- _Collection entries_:

######

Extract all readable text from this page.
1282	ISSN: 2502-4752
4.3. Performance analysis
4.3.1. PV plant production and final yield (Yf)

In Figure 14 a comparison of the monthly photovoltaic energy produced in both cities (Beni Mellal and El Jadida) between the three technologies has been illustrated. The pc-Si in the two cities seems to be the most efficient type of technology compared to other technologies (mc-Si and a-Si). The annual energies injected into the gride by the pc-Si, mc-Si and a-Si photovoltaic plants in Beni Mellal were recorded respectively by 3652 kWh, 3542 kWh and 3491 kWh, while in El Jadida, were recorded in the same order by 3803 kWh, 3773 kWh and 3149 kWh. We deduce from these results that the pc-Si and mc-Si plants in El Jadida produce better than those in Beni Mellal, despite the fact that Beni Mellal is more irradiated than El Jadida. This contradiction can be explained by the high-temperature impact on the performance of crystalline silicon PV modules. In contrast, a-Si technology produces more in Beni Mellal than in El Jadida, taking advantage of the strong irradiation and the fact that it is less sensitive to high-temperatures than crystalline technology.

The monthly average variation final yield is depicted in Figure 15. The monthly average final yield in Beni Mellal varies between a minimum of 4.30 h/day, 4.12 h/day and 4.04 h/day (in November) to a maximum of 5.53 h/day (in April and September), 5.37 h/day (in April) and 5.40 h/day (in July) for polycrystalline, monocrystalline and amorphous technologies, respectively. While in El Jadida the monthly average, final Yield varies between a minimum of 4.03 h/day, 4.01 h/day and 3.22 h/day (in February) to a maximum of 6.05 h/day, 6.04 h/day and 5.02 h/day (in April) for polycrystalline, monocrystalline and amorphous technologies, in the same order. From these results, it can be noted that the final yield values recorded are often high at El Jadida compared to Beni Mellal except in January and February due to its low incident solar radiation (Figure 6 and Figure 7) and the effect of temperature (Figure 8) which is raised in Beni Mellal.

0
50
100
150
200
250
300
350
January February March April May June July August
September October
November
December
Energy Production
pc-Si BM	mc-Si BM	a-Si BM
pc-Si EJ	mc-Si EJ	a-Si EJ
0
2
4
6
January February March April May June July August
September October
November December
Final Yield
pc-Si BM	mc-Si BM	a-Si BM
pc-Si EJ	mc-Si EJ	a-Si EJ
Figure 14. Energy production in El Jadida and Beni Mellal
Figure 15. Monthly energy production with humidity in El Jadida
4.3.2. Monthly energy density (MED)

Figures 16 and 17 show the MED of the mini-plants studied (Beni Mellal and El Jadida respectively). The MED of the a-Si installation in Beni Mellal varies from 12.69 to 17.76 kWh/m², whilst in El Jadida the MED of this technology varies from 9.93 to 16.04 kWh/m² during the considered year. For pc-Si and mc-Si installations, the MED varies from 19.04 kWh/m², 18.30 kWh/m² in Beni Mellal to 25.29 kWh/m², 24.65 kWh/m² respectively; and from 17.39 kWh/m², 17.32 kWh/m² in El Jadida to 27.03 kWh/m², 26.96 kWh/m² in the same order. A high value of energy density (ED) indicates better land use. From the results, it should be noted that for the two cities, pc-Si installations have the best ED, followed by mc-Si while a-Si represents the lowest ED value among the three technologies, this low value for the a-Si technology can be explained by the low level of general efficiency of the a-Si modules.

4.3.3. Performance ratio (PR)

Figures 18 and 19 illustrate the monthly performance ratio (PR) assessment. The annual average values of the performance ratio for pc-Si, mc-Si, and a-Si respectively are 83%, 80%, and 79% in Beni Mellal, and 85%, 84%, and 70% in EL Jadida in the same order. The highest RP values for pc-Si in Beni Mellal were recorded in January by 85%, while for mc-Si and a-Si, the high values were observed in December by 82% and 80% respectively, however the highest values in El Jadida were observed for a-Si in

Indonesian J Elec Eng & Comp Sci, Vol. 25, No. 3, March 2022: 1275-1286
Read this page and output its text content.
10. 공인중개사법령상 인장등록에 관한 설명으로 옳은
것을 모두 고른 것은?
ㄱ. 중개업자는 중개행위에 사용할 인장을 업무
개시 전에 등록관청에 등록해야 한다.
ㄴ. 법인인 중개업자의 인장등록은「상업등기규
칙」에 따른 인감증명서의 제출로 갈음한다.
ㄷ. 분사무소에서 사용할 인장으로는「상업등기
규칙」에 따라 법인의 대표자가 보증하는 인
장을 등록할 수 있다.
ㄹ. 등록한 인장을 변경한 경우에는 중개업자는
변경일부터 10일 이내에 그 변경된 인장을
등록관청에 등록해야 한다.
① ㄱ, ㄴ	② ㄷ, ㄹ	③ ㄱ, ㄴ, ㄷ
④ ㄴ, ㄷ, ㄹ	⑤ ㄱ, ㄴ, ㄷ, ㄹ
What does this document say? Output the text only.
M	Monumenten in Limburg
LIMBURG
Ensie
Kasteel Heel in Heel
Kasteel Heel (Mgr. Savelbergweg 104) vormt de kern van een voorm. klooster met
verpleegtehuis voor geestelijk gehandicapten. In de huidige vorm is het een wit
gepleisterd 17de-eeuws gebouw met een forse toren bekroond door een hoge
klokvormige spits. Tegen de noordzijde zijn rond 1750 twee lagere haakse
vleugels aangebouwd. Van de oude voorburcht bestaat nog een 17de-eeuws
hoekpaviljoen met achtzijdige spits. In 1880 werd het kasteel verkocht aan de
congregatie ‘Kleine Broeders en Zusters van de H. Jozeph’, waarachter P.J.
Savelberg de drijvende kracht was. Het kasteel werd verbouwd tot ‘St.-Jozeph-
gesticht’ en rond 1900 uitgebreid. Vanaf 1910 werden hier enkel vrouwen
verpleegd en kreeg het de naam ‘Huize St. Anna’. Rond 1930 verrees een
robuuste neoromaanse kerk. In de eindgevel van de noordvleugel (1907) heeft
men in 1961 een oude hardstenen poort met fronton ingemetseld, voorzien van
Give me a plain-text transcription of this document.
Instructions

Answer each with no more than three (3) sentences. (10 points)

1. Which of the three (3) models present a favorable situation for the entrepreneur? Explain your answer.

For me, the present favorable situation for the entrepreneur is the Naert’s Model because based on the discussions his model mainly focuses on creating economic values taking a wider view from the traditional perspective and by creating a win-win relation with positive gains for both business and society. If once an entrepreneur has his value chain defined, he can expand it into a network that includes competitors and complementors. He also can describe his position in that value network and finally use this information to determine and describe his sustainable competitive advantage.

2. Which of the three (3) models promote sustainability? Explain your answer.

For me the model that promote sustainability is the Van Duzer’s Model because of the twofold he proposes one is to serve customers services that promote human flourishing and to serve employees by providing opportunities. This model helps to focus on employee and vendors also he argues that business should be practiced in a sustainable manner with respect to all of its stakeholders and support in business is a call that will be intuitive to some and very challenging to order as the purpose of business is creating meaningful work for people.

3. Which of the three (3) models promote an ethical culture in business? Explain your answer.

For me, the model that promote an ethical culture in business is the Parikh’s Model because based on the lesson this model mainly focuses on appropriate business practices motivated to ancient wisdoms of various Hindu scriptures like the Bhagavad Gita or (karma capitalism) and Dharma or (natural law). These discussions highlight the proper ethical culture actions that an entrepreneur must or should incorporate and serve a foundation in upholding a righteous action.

######

- _WHAT THE TASK REQUIRES_: Show all lines above holding "situation".

- _SOLUTION_:
1. Which of the three (3) models present a favorable situation for the entrepreneur? Explain your answer.
For me, the present favorable situation for the entrepreneur is the Naert’s Model because based on the discussions his model mainly focuses on creating economic values taking a wider view from the traditional perspective and by creating a win-win relation with positive gains for both business and society. If once an entrepreneur has his value chain defined, he can expand it into a network that includes competitors and complementors. He also can describe his position in that value network and finally use this information to determine and describe his sustainable competitive advantage.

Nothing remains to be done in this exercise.